The proposal is made that very small changes in gravitational field could be detected by monitoring a cell of heated fluid. Variations in gravity would be observed by their effect on the convection in the fluid cell. It is proposed that the convection patterns be observed by using an interferometer to image the temperature gradient in the fluid by utilising the effect of temperature variations on the refractive index of the fluid. It was proposed that this system may be able to detect changes in the Earth's gravitational field from orbit. The possibility of using the NASA GAS programme to perform a space flight test of this proposal was suggested. Activities in this programme were therefore surveyed and a proposal made. The primary experimental results were recorded in the form of convection images which were later processed on the ground to extract information. Research has been carried out in this area as investigation has shown that existing image processing techniques are not suitable to process the anticipated fringe images. Meanwhile design and development of a GAS experiment was performed. This was undertaken in liaison with NASA in order to achieve the required safety approvals for flight. Subsequently the flight experiment was performed aboard the Space Shuttle Endeavour during the STS-77 mission launched on the 19th May 1996. As a result of this project an image processing system for the analysis of interferogram images of convection has been developed and an experiment to image convection in microgravity, with a view to analysing its use for the detection of changes in gravity has been performed.

*Records supplied*:
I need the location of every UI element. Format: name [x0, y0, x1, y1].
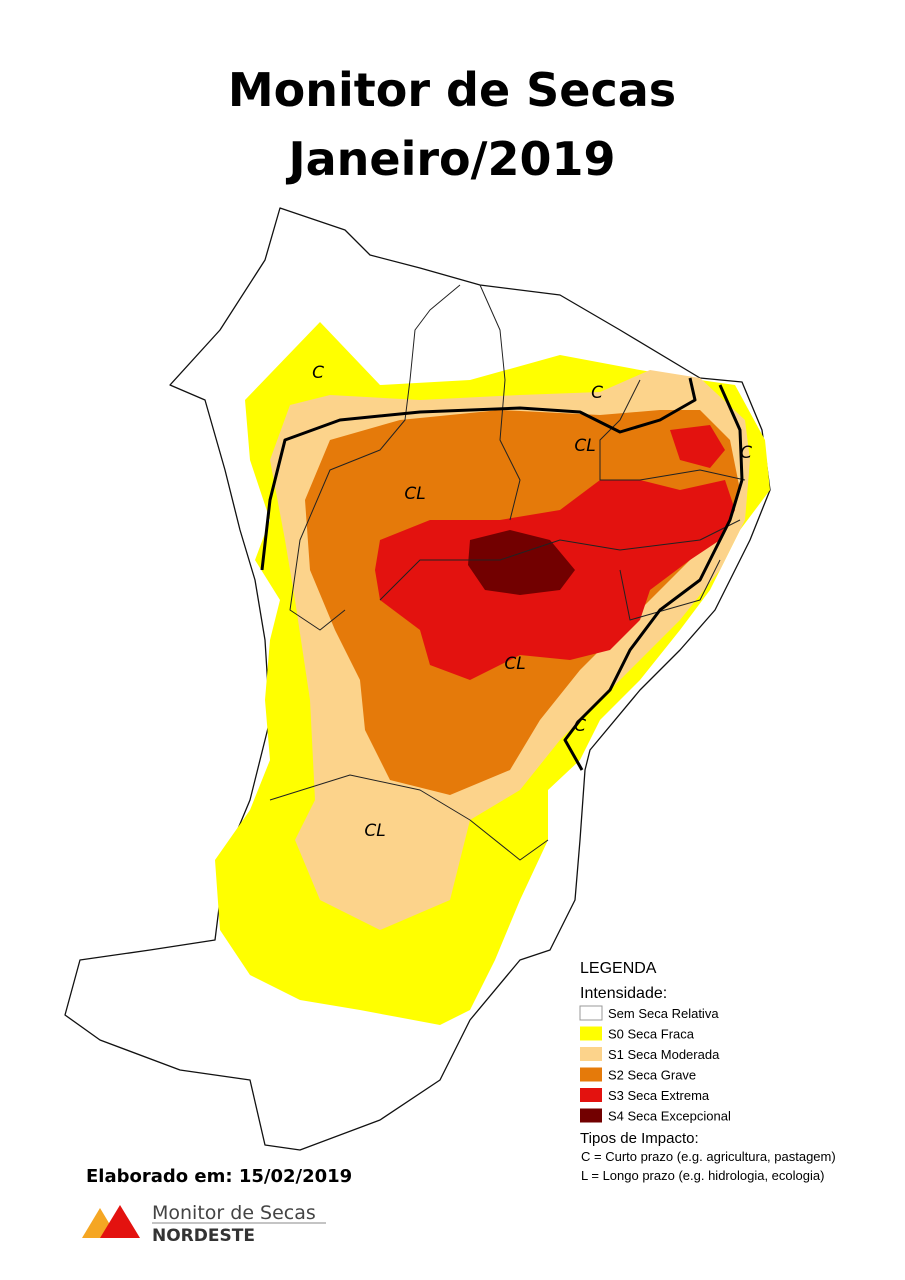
impact-title: Tipos de Impacto: — [580, 1130, 699, 1147]
drought-s4 — [468, 530, 575, 595]
legend-swatch — [580, 1088, 602, 1102]
logo-subtitle: NORDESTE — [152, 1226, 255, 1246]
logo-title: Monitor de Secas — [152, 1202, 316, 1224]
legend-label: Sem Seca Relativa — [608, 1006, 719, 1021]
map — [64, 207, 771, 1151]
legend-label: S4 Seca Excepcional — [608, 1109, 731, 1124]
legend-subtitle: Intensidade: — [580, 985, 667, 1002]
legend-label: S0 Seca Fraca — [608, 1027, 695, 1042]
map-label: CL — [404, 484, 425, 504]
legend: LEGENDA Intensidade: Sem Seca Relativa S0 S… — [579, 960, 836, 1183]
map-labels: C C CL C CL CL CL C — [312, 363, 752, 841]
map-label: C — [312, 363, 324, 383]
title-line: Janeiro/2019 — [286, 132, 616, 186]
legend-swatch — [580, 1108, 602, 1123]
legend-label: S2 Seca Grave — [608, 1068, 696, 1083]
map-label: CL — [574, 436, 595, 456]
map-label: C — [574, 716, 586, 736]
legend-label: S3 Seca Extrema — [608, 1088, 710, 1103]
map-label: CL — [364, 821, 385, 841]
drought-s3 — [670, 425, 725, 468]
map-label: C — [591, 383, 603, 403]
legend-swatch — [580, 1026, 602, 1041]
impact-label: L = Longo prazo (e.g. hidrologia, ecolog… — [581, 1168, 824, 1183]
title-line: Monitor de Secas — [228, 63, 676, 117]
legend-swatch — [580, 1067, 602, 1082]
legend-swatch — [580, 1047, 602, 1061]
impact-label: C = Curto prazo (e.g. agricultura, pasta… — [581, 1149, 836, 1164]
legend-title: LEGENDA — [580, 960, 657, 977]
logo: Monitor de Secas NORDESTE — [82, 1202, 326, 1246]
impact-boundaries — [260, 377, 744, 771]
map-label: C — [740, 443, 752, 463]
legend-label: S1 Seca Moderada — [608, 1047, 720, 1062]
map-label: CL — [504, 654, 525, 674]
made-date: Elaborado em: 15/02/2019 — [86, 1166, 352, 1187]
legend-swatch — [579, 1005, 603, 1021]
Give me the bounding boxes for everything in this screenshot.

*List of tasks*:
• A. In the passage on gravity detection, which Space Shuttle carried the flight experiment?
• B. State how many lines in the rows contain the string "Secas", with case significant. Give only the number.

*Task answers*:
• A. The Space Shuttle Endeavour.

• B. 3